→ **Brief**:
Go through the material below and copy each line where the word "Fetch" appears.

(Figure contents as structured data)
◇ ◇ ◇ ◇ ◇ ◇ ◇

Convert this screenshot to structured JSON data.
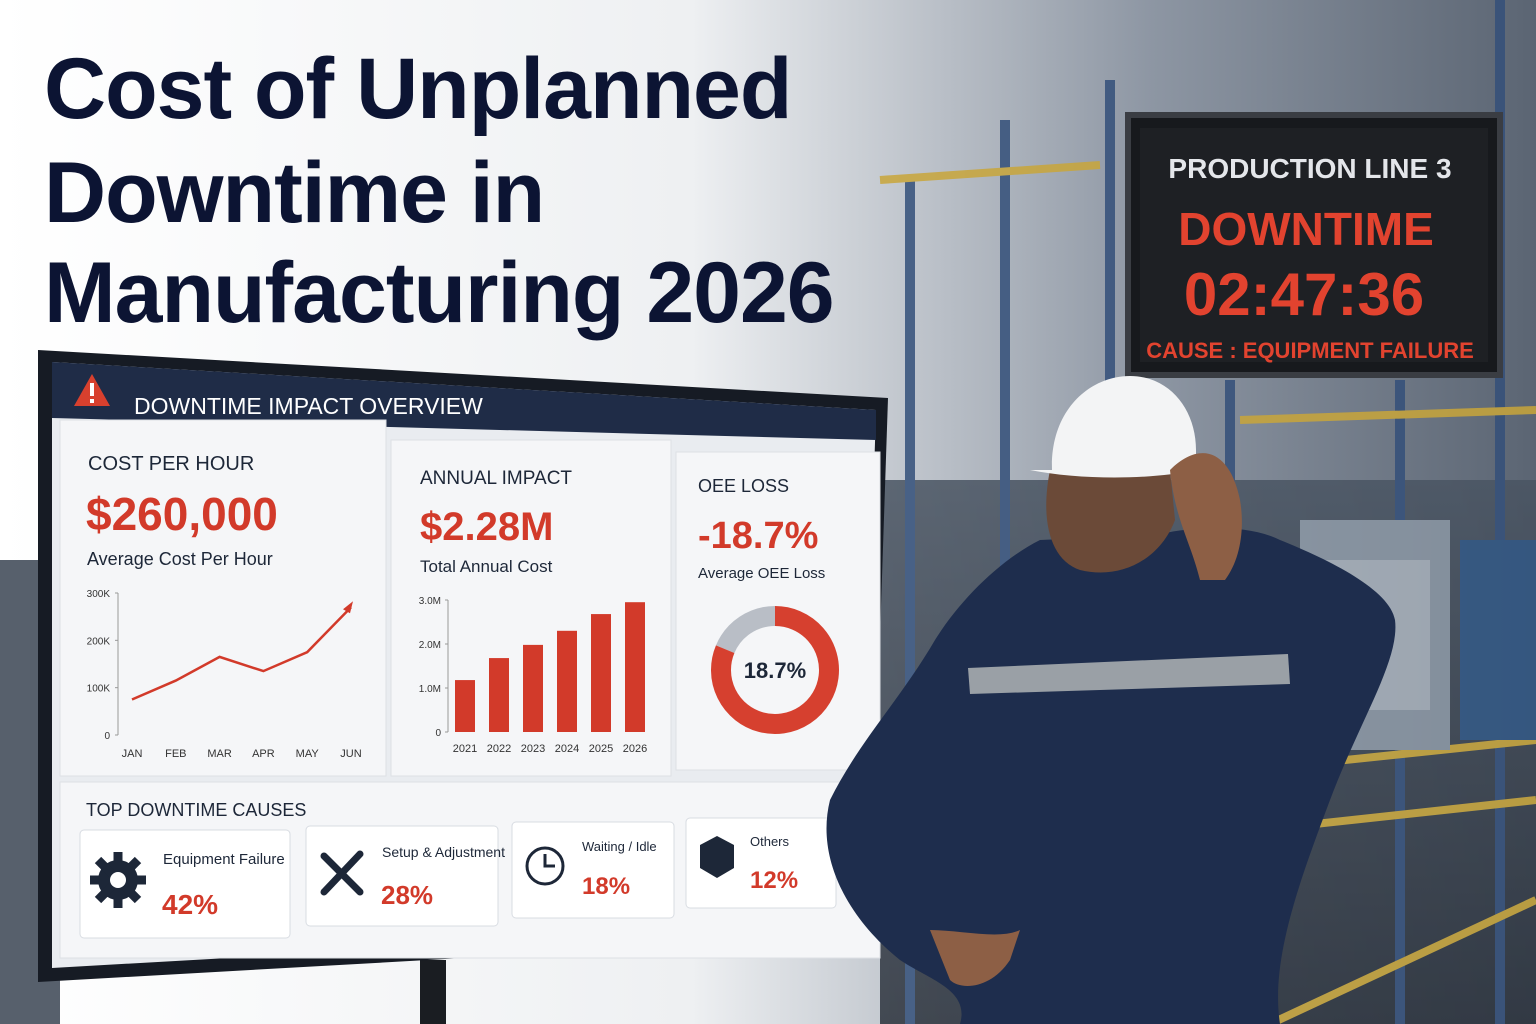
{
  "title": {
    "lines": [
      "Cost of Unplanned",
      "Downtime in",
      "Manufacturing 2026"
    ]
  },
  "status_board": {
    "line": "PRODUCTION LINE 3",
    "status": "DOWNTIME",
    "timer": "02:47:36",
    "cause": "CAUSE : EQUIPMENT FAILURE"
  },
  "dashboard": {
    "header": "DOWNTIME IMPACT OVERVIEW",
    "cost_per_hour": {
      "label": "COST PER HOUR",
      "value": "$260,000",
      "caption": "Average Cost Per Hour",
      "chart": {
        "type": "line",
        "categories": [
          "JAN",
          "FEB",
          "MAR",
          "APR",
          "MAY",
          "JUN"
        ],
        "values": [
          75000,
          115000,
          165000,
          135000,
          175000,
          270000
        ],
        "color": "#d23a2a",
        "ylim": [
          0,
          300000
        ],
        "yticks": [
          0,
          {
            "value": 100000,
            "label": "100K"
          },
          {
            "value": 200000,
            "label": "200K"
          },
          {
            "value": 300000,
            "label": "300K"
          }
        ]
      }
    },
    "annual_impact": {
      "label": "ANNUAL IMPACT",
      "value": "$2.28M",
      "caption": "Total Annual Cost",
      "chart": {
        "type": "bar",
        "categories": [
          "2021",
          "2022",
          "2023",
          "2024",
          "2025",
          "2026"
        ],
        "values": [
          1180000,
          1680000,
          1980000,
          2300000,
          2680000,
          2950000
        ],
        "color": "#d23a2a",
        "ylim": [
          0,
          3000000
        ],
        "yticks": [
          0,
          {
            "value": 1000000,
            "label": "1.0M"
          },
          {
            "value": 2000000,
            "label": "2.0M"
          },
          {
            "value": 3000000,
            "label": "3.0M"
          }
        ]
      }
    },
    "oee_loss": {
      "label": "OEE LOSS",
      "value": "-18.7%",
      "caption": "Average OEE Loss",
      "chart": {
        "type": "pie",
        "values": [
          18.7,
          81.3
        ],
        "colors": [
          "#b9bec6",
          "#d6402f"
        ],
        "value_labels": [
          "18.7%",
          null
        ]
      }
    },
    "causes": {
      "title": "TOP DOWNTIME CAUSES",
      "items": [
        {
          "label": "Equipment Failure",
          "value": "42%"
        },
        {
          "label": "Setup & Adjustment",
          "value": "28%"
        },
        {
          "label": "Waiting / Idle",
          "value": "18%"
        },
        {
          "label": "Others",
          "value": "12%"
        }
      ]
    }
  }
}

◇ ◇ ◇ ◇ ◇ ◇ ◇

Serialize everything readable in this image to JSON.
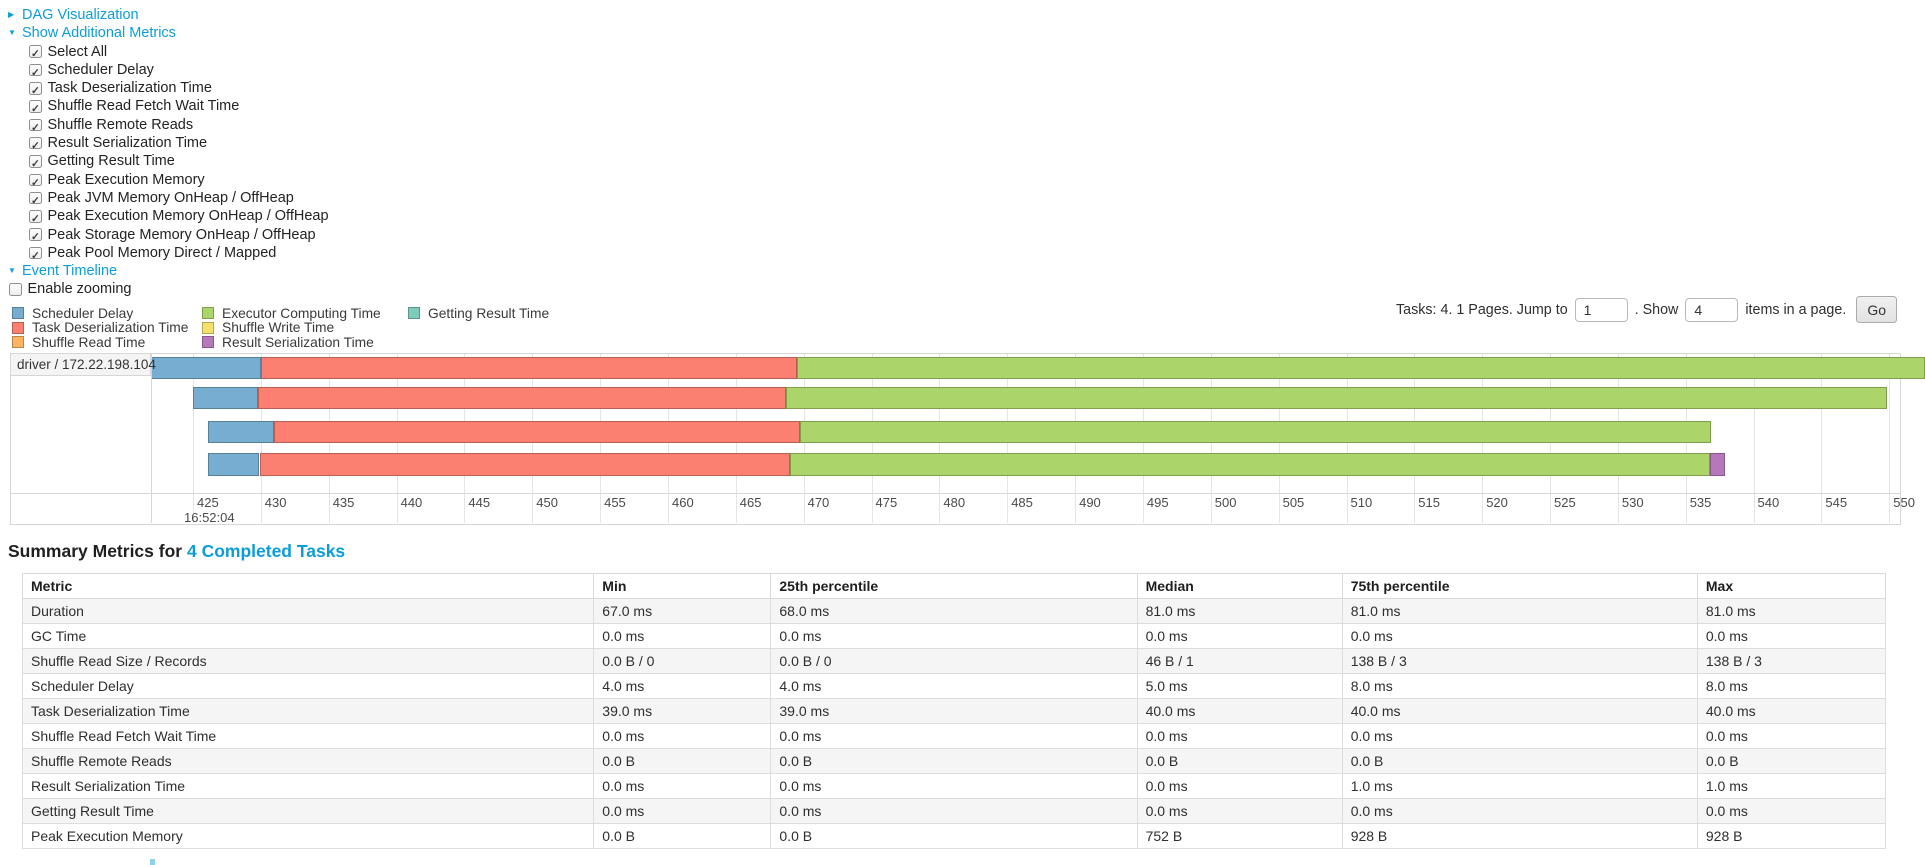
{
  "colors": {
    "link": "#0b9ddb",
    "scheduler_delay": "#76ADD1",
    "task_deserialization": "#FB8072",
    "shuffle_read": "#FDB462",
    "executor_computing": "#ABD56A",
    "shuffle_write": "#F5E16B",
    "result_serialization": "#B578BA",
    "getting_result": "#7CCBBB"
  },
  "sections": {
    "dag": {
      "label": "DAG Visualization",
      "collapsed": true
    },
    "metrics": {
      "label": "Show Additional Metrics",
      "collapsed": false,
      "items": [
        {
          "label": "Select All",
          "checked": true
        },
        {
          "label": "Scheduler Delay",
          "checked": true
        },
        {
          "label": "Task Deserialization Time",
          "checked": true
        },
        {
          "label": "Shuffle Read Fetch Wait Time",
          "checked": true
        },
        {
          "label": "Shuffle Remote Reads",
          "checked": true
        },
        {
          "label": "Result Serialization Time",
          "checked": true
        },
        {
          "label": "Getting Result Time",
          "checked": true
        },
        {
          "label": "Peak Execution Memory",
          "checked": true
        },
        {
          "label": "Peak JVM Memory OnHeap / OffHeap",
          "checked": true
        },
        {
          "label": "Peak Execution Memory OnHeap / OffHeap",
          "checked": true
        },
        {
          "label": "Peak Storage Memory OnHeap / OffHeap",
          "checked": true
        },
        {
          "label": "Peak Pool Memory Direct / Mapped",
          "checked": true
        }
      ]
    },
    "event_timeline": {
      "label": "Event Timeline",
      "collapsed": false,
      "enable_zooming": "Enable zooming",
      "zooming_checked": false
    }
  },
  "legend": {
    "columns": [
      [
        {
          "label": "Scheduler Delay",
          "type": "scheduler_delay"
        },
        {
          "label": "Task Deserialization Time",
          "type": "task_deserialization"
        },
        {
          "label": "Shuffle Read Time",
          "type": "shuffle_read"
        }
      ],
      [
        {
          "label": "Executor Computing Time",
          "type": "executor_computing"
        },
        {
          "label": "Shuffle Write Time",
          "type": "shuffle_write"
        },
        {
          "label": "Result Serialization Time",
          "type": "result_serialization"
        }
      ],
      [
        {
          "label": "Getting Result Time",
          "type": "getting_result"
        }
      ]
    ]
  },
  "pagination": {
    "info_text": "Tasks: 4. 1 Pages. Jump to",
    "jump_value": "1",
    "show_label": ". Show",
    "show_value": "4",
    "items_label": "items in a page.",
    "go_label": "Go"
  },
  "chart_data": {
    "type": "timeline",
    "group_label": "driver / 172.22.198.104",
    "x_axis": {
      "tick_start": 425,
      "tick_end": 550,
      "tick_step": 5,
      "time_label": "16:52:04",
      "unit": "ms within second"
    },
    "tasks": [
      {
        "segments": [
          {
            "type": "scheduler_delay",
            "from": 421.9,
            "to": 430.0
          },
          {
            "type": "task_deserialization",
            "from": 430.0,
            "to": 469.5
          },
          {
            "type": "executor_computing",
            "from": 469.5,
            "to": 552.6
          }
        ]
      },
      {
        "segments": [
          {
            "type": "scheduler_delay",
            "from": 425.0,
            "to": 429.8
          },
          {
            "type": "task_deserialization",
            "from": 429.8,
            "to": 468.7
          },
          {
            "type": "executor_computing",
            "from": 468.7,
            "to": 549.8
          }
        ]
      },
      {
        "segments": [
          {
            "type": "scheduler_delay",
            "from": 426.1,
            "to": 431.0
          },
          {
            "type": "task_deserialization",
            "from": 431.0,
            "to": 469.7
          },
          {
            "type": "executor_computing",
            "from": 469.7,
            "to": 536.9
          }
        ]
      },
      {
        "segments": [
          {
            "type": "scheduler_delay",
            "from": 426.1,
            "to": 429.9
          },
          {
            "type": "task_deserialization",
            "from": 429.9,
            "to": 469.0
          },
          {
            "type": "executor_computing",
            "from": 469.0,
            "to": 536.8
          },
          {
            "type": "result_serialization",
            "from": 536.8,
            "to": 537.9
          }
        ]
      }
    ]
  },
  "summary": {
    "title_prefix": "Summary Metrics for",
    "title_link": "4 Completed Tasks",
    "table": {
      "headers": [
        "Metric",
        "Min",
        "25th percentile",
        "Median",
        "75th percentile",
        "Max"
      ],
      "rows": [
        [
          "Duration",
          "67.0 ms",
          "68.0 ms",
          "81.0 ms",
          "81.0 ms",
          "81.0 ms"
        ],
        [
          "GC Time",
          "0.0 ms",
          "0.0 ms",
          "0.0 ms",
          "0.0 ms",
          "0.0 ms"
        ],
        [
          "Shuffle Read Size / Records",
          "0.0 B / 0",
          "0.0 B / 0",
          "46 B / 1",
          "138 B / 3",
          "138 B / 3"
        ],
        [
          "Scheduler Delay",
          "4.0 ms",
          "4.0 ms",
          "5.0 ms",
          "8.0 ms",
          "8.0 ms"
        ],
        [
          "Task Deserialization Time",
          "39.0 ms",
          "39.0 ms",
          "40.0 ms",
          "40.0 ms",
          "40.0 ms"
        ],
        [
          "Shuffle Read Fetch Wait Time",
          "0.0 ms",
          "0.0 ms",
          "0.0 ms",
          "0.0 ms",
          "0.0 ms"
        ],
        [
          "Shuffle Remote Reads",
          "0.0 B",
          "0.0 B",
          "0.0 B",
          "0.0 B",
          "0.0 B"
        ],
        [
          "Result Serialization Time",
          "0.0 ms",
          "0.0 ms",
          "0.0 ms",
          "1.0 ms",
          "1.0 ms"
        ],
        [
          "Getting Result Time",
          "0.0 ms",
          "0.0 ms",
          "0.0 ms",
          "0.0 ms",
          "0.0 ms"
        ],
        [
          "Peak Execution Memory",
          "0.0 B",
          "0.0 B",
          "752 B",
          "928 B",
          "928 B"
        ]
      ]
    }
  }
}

◇ ◇ ◇ ◇ ◇ ◇ ◇

→ **Solution for this exercise**:
          "label": "Shuffle Read Fetch Wait Time",
          "Shuffle Read Fetch Wait Time",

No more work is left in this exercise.